Esta decisão de inconstitucionalidade acaba por lhe ser, afinal, duplamente vantajosa - por um lado permite-lhe continuar a cumprir o seu papel de seguidor atento, venerador e obrigado dos ditames da troika (se o corte na despesa não acontece, não é por sua culpa); por outro, poupa-lhe mais impopularidade e estimula o consumo privado de que tanto espera.
O ano que agora termina é, neste domínio, um bom exemplo. O Governo propôs-se diminuir a despesa em cerca de 1300 milhões de euros, à custa do corte dos subsídios de férias e de Natal dos funcionários públicos e pensionistas, para atingir o renegociado défice de 5,5%, o que o Tribunal Constitucional inviabilizou. Sem medidas alternativas para compensar o anunciado corte na despesa pública, devido à tardia decisão do Tribunal, o resultado foi a injeção de um volume financeiro inesperado no consumo privado, contribuindo para a evolução favorável dos indicadores que medem a economia portuguesa, com a maioria a assegurar, apesar disso, que a meta dos 5,5% continua atingível.

_ _ _ _

### [ENUNCIADO]
Prossiga o excerto sobre a decisão do Tribunal Constitucional e o corte dos subsídios a partir da última frase apresentada.

### [LINHAS DE DADOS]

_ _ _ _

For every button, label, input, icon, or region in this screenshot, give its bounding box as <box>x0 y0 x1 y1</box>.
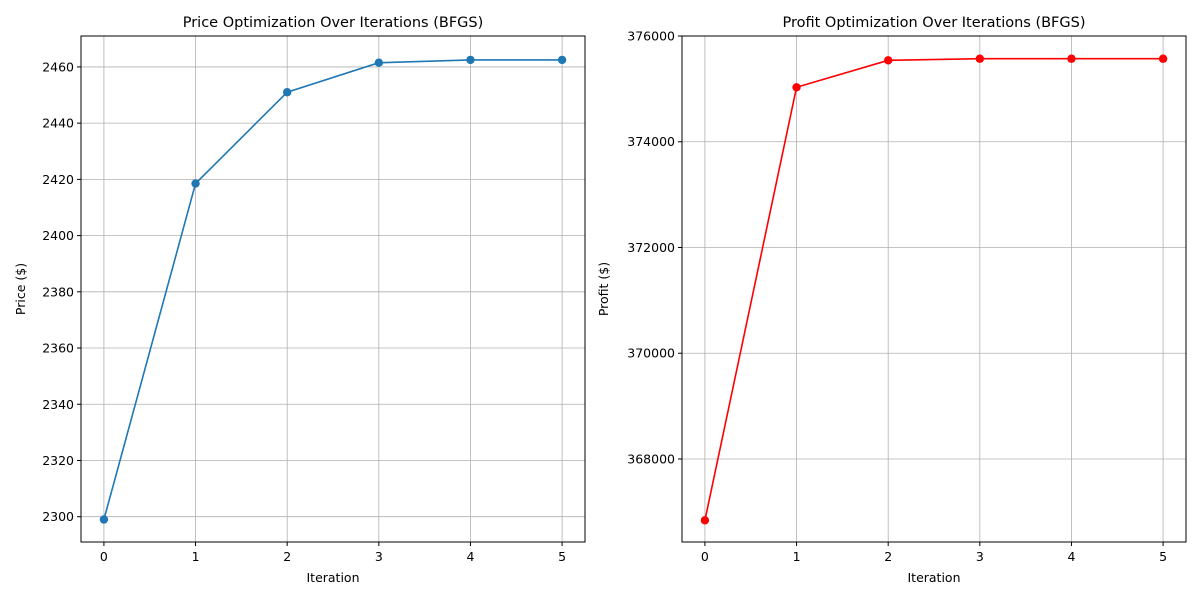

_ _ _ _

### [RESPOSTA]
O Governo só tem de estar grato ao Tribunal Constitucional. Até porque o impacto da inviabilização deste corte, além de económico, foi também político, acalmando um pouco os portugueses. No início deste ano, não havia saída de membro do Governo do espaço confinado dos seus gabinetes que não fosse acompanhada por um coro de vaias e de protestos, que eram a música de fundo de todos os telejornais. Algumas vezes os ministros foram mesmo obrigados a mudar de percurso e, até, a optarem pela porta das traseiras. Há que reconhecer que agora já não é bem assim. O próprio primeiro-ministro está hoje menos acossado no espaço público e já é possível vê-lo falar para os órgãos de Comunicação Social sem o tradicional acompanhamento.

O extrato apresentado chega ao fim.